▶ _WHAT THE TASK REQUIRES_: Determine how many lines include "Quelle". Give the number and nothing else.

--- Start of INPUT FOR THIS TASK ---

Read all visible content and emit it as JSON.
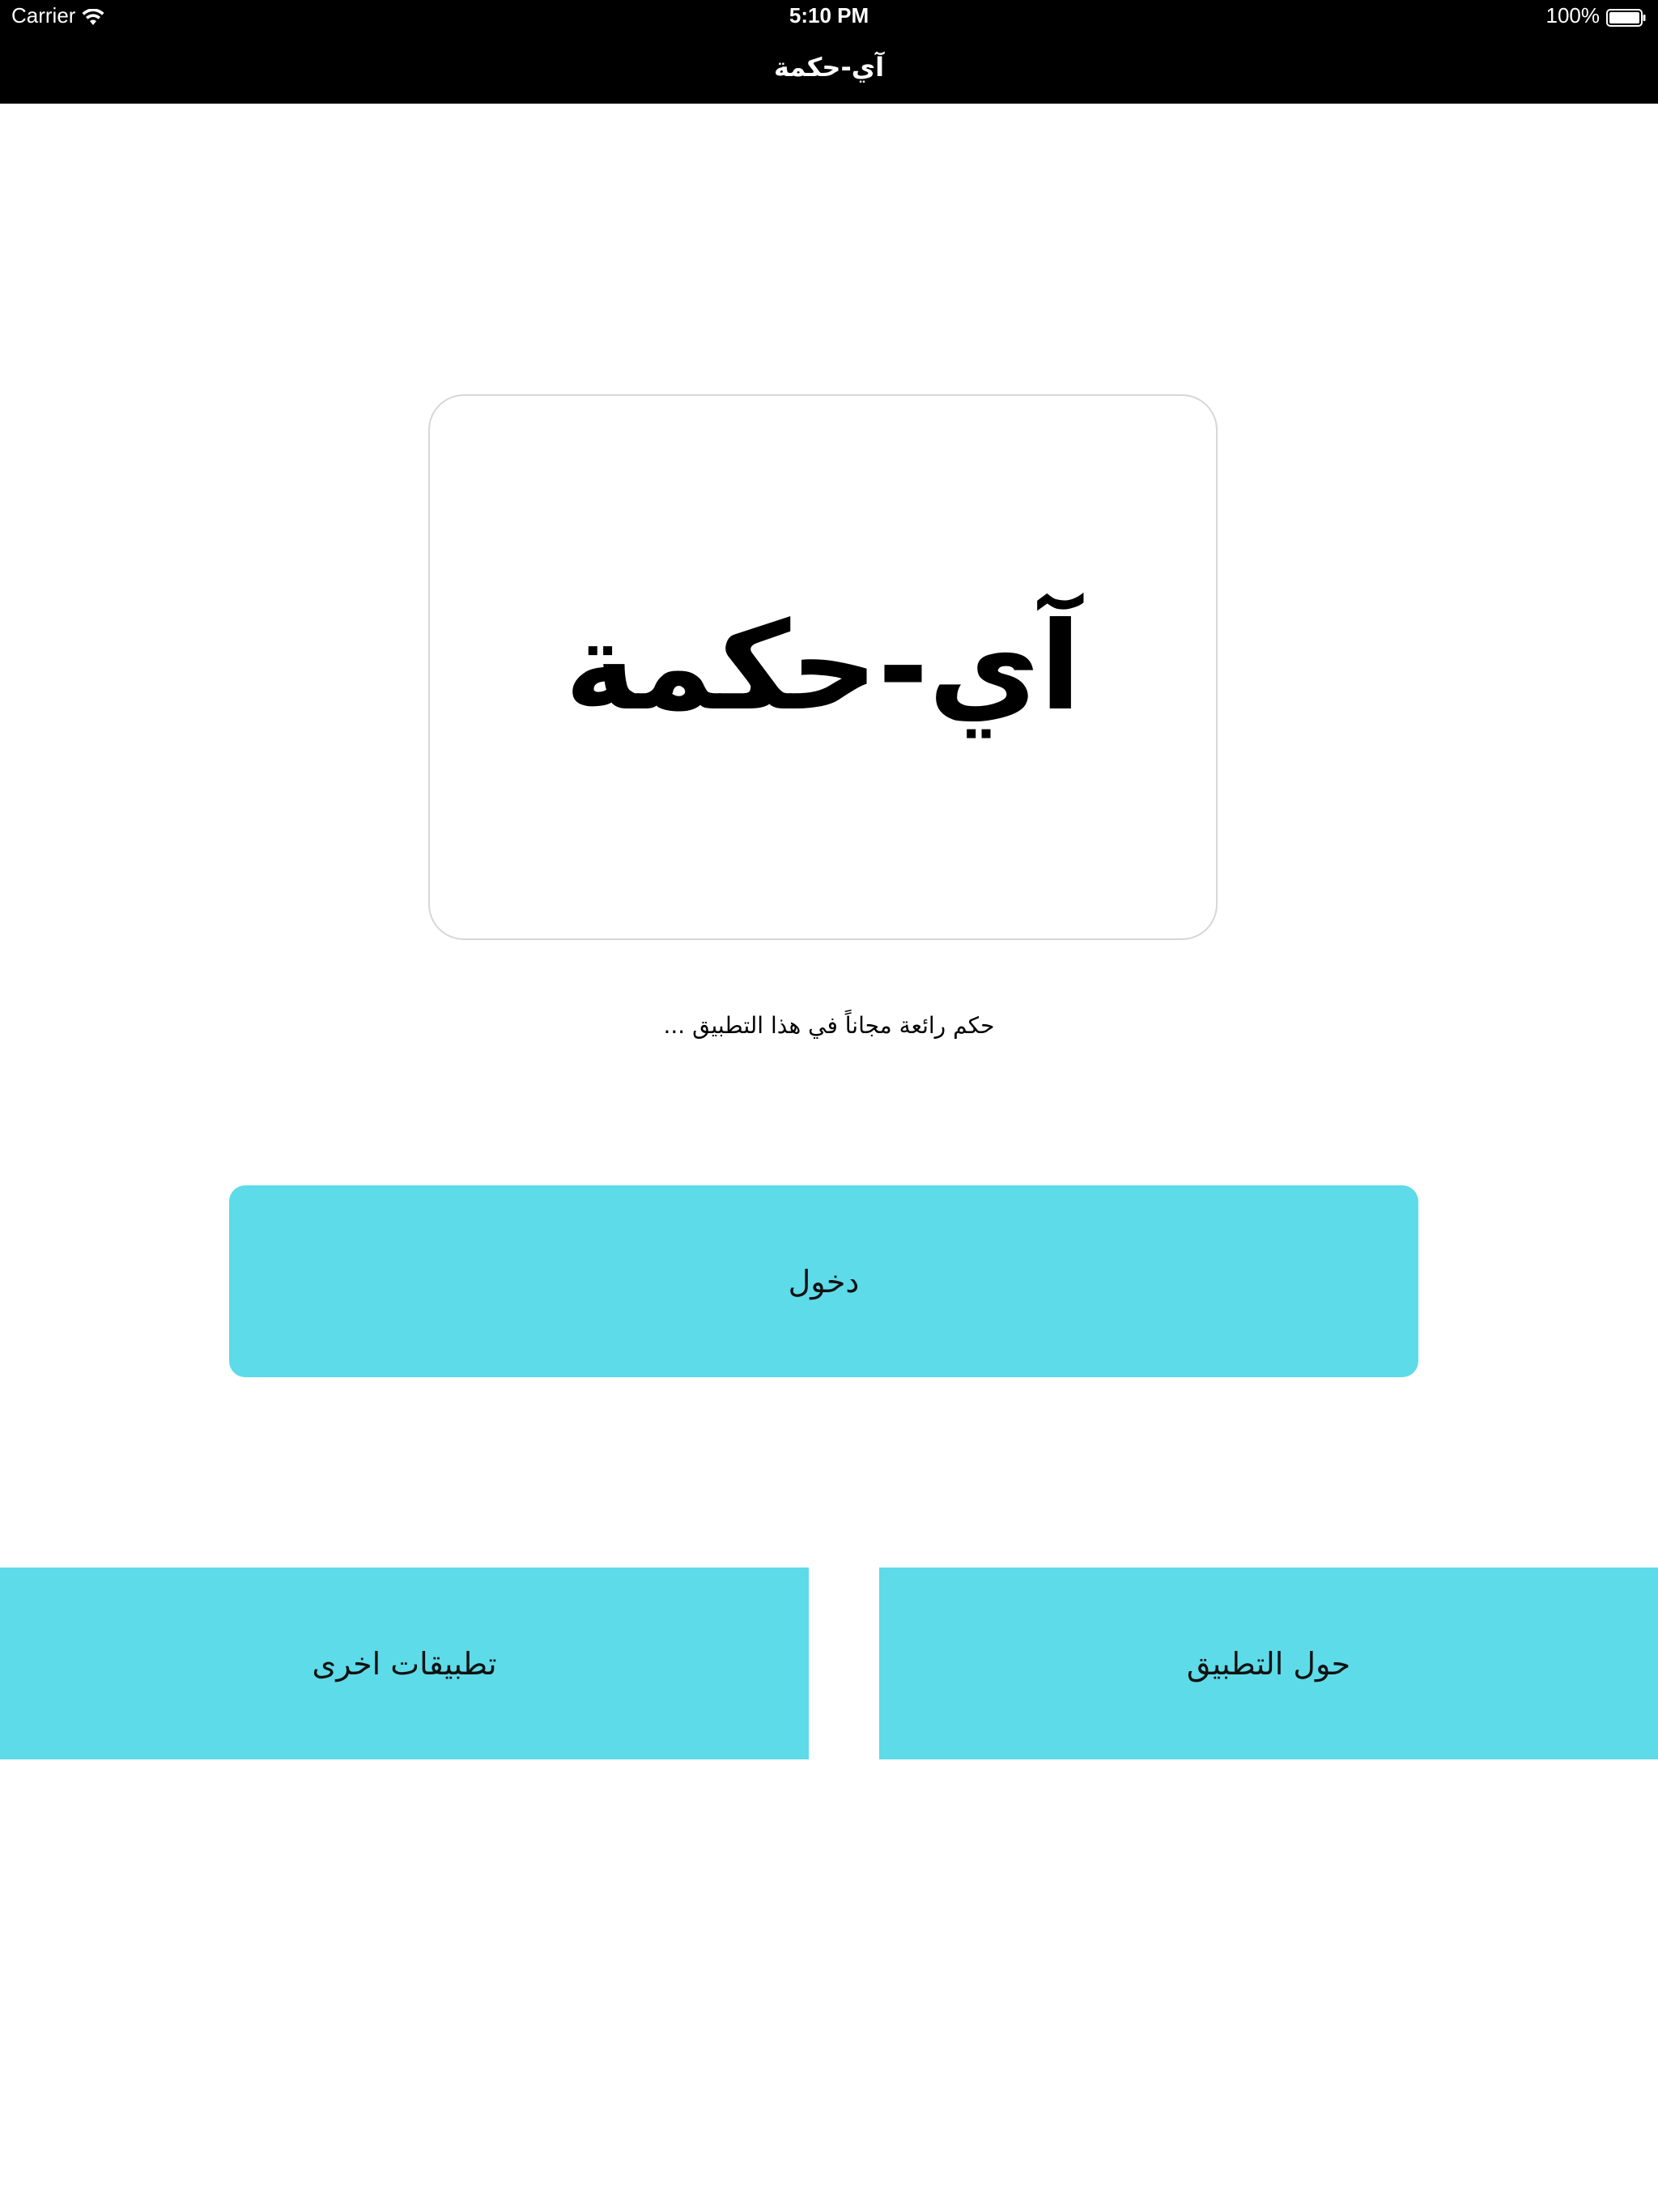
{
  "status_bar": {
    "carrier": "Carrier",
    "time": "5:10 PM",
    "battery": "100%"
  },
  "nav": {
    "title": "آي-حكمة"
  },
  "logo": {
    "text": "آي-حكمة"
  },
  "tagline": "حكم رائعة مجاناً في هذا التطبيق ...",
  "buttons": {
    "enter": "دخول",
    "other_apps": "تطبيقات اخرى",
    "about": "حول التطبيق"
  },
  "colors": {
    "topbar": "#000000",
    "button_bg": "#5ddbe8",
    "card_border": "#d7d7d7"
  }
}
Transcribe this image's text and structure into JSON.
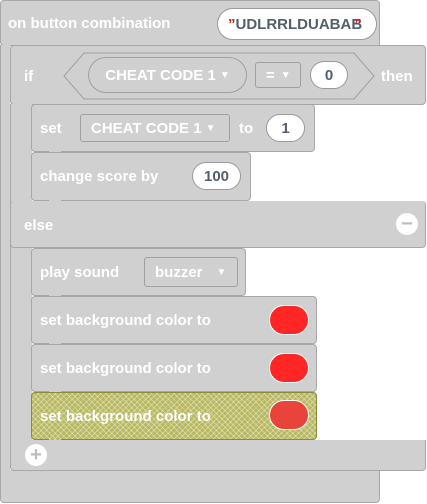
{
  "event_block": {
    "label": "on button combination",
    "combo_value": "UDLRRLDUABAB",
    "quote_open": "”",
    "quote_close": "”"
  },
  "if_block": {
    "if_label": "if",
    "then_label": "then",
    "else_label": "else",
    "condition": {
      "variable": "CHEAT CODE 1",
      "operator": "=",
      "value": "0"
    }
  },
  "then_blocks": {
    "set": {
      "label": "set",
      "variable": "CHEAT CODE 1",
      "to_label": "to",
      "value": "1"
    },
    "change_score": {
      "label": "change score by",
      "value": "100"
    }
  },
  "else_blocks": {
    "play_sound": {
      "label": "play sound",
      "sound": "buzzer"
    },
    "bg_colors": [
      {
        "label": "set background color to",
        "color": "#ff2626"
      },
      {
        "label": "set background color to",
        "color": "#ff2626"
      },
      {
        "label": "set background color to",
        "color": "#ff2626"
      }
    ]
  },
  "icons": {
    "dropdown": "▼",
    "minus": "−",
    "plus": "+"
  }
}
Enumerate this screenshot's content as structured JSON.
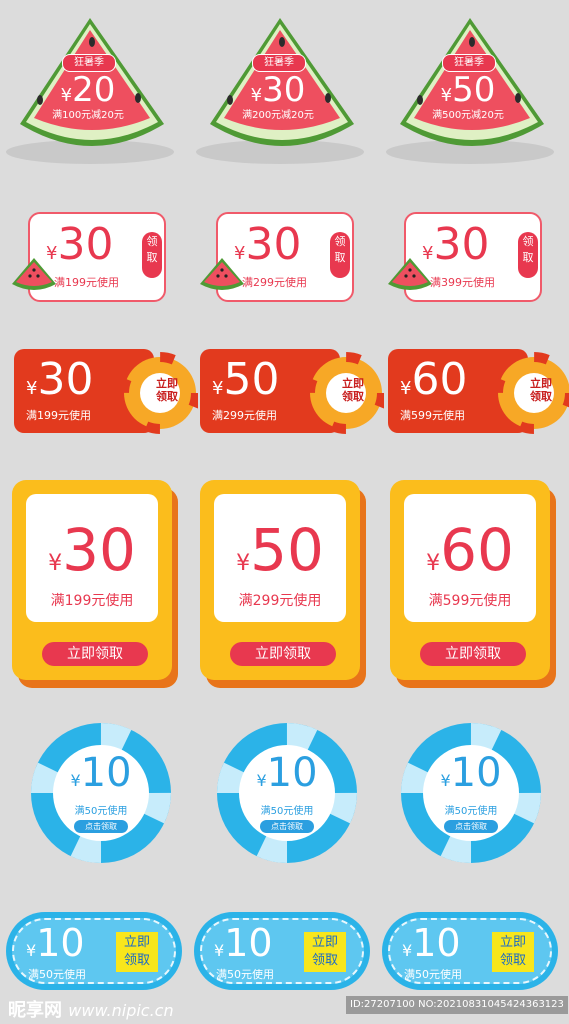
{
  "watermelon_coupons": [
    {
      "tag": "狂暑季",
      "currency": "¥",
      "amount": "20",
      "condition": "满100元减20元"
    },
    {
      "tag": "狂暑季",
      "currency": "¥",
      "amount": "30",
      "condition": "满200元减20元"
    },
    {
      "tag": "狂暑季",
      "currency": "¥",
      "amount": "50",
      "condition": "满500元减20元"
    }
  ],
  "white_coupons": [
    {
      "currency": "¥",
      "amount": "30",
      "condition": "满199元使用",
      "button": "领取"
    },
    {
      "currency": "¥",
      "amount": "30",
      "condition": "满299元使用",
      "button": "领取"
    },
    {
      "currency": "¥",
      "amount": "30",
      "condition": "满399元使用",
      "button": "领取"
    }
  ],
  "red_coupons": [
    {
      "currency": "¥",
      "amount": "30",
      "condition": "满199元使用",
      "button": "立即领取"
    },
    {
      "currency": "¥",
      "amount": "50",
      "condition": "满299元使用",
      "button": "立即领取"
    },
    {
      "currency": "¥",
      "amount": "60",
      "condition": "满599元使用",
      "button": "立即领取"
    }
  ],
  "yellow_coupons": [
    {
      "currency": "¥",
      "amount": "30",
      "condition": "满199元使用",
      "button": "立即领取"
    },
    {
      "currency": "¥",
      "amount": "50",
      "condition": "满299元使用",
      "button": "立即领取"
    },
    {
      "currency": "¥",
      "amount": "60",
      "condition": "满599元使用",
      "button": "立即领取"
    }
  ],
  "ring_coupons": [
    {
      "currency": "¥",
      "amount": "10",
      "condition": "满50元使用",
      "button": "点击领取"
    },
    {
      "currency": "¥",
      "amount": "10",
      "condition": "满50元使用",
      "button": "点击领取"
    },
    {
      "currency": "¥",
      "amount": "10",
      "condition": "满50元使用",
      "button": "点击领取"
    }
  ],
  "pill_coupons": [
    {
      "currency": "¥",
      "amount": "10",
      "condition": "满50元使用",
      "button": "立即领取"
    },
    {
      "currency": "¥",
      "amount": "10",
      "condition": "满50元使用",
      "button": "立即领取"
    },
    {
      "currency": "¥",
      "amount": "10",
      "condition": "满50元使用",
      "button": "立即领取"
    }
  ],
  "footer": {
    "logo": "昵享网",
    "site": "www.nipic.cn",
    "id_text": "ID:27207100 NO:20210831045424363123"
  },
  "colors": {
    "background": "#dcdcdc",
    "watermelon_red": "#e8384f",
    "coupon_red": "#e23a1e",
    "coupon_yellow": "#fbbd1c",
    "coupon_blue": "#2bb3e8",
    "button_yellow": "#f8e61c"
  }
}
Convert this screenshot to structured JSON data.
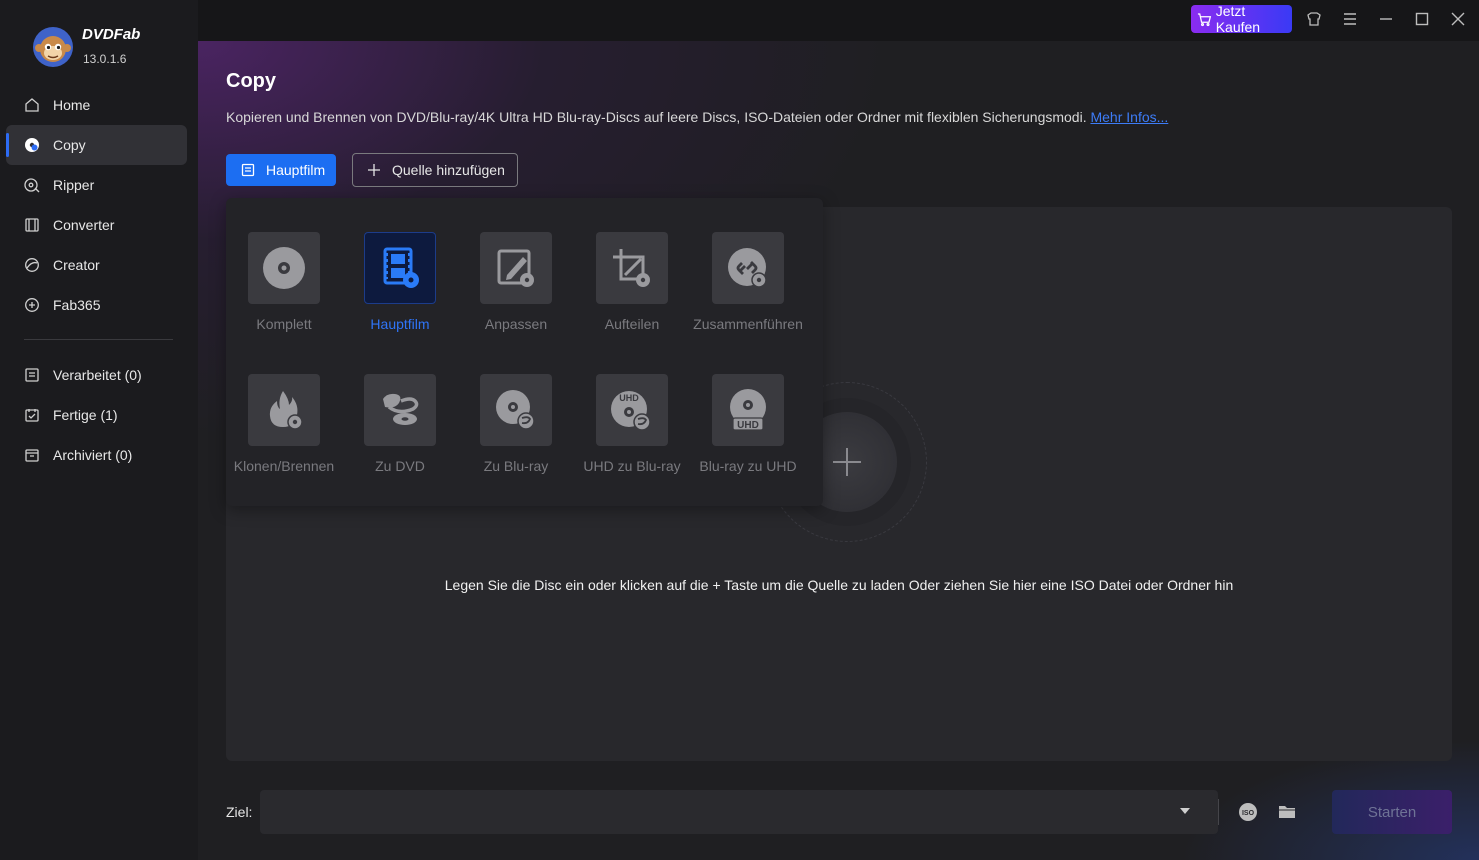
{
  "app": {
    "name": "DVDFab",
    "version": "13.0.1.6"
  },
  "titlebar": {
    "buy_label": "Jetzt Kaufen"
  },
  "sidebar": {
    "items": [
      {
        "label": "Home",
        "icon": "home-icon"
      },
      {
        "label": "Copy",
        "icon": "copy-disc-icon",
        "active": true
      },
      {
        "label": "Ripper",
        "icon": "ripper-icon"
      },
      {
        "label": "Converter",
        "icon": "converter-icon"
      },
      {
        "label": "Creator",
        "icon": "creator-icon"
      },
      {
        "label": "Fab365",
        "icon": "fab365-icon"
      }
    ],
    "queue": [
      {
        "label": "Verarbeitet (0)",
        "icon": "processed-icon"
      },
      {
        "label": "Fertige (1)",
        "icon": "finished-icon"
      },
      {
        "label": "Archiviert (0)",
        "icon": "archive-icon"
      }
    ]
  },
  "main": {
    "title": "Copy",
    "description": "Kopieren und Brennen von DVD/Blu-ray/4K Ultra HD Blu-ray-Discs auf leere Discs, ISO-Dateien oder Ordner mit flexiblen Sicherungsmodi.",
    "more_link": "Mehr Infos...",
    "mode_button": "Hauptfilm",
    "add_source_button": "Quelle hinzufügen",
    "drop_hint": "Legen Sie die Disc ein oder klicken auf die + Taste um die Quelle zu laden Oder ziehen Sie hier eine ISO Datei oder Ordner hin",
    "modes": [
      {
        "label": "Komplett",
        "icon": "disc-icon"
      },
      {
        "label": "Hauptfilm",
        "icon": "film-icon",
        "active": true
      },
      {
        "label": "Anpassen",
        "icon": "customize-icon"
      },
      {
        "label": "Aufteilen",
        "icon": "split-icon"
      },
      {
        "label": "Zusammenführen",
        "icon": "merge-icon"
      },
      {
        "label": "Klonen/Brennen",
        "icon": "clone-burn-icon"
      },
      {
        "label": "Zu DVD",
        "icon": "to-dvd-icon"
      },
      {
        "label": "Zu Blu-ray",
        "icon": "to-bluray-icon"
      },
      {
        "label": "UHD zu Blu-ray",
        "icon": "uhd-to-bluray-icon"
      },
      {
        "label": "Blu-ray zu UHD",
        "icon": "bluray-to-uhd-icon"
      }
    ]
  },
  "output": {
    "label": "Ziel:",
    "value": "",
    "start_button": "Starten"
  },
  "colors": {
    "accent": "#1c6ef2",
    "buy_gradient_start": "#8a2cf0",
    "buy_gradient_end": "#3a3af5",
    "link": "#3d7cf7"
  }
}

--- End of INPUT FOR THIS TASK ---

▶ _RESPONSE TO THIS EXERCISE_: 2